**Stated problem:** Where the data below has the string "natomiast", return the whole line.

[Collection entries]

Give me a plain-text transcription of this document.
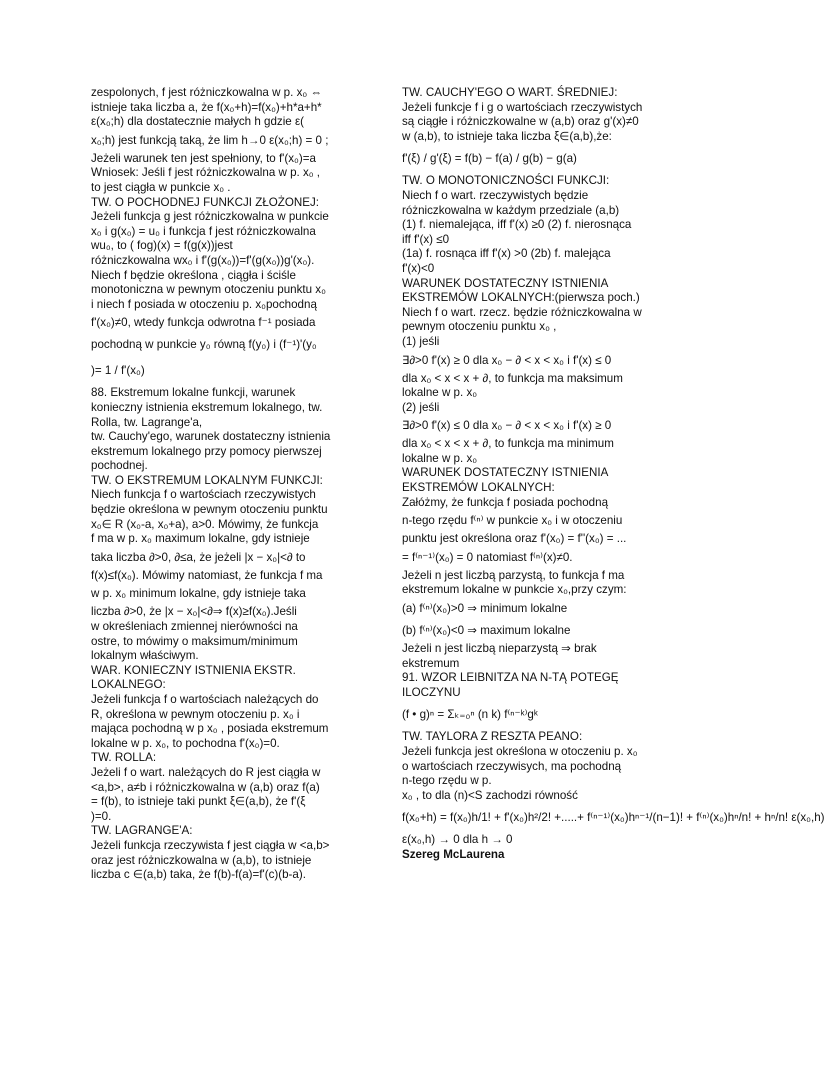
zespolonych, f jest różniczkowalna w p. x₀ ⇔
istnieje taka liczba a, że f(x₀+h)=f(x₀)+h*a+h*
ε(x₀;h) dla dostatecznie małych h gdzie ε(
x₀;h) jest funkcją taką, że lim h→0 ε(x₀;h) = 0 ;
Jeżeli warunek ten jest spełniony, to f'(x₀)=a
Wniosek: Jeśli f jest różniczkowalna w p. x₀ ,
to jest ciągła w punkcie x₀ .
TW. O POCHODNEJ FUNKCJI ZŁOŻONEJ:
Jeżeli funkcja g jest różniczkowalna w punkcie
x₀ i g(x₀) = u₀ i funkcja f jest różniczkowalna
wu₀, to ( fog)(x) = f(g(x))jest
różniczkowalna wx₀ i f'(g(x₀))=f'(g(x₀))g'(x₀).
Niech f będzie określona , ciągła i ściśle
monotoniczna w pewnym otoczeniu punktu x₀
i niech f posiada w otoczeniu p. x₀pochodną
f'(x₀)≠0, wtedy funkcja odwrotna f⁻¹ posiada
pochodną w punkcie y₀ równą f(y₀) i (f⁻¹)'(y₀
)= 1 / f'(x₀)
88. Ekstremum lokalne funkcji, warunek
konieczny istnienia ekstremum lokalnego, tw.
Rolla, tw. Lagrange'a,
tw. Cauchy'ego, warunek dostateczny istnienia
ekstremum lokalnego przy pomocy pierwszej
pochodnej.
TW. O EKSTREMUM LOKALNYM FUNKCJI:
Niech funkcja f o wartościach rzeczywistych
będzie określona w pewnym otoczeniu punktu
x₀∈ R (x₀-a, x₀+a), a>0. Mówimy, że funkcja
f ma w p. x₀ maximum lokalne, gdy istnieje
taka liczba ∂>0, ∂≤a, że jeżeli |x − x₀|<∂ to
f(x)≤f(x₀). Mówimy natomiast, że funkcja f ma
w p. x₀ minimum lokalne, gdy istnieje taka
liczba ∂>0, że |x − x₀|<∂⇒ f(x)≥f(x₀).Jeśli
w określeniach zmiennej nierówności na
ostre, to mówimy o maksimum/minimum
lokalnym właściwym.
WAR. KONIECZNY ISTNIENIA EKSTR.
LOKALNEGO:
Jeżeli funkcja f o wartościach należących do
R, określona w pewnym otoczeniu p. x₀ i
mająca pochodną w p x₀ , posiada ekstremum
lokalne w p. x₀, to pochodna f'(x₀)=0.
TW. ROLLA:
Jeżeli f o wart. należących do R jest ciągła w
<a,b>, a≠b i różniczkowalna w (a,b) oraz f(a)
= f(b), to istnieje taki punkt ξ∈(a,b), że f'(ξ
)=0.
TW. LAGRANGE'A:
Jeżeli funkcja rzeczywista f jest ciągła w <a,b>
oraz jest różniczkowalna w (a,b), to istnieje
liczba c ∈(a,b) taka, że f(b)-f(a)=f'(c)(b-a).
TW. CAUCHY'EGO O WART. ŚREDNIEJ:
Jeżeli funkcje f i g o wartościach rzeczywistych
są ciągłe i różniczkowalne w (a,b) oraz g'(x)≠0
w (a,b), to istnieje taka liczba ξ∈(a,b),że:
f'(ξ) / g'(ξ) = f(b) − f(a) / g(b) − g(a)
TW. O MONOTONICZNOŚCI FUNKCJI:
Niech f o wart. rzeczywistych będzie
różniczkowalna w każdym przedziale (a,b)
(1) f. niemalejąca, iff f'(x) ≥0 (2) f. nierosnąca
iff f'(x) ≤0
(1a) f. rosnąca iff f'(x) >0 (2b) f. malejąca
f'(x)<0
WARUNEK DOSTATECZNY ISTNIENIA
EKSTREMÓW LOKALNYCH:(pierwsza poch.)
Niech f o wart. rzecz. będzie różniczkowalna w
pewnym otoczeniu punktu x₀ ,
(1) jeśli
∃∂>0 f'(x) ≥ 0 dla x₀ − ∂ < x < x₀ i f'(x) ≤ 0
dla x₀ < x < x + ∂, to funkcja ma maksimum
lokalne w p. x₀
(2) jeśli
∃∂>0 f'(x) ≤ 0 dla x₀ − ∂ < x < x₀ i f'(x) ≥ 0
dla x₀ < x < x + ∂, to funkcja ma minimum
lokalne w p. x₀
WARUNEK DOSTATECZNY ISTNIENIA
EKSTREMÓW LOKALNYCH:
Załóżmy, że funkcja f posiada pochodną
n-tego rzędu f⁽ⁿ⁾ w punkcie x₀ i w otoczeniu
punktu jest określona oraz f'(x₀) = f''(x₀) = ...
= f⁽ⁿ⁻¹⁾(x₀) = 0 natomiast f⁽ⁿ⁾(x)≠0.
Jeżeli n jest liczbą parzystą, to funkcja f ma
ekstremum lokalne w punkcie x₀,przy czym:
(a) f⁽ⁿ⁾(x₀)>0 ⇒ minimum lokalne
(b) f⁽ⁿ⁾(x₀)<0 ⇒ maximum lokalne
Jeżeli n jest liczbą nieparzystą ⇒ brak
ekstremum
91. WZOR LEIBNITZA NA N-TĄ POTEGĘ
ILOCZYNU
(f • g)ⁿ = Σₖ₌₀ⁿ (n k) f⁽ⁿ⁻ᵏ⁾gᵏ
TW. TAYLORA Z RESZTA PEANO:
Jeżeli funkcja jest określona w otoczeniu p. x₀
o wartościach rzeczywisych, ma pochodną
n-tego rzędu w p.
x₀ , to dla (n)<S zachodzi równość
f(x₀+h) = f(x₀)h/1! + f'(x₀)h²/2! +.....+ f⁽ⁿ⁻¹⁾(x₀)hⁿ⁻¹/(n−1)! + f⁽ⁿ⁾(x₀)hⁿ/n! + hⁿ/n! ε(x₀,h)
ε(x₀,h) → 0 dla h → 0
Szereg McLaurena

**Result:**
f(x)≤f(x₀). Mówimy natomiast, że funkcja f ma
= f⁽ⁿ⁻¹⁾(x₀) = 0 natomiast f⁽ⁿ⁾(x)≠0.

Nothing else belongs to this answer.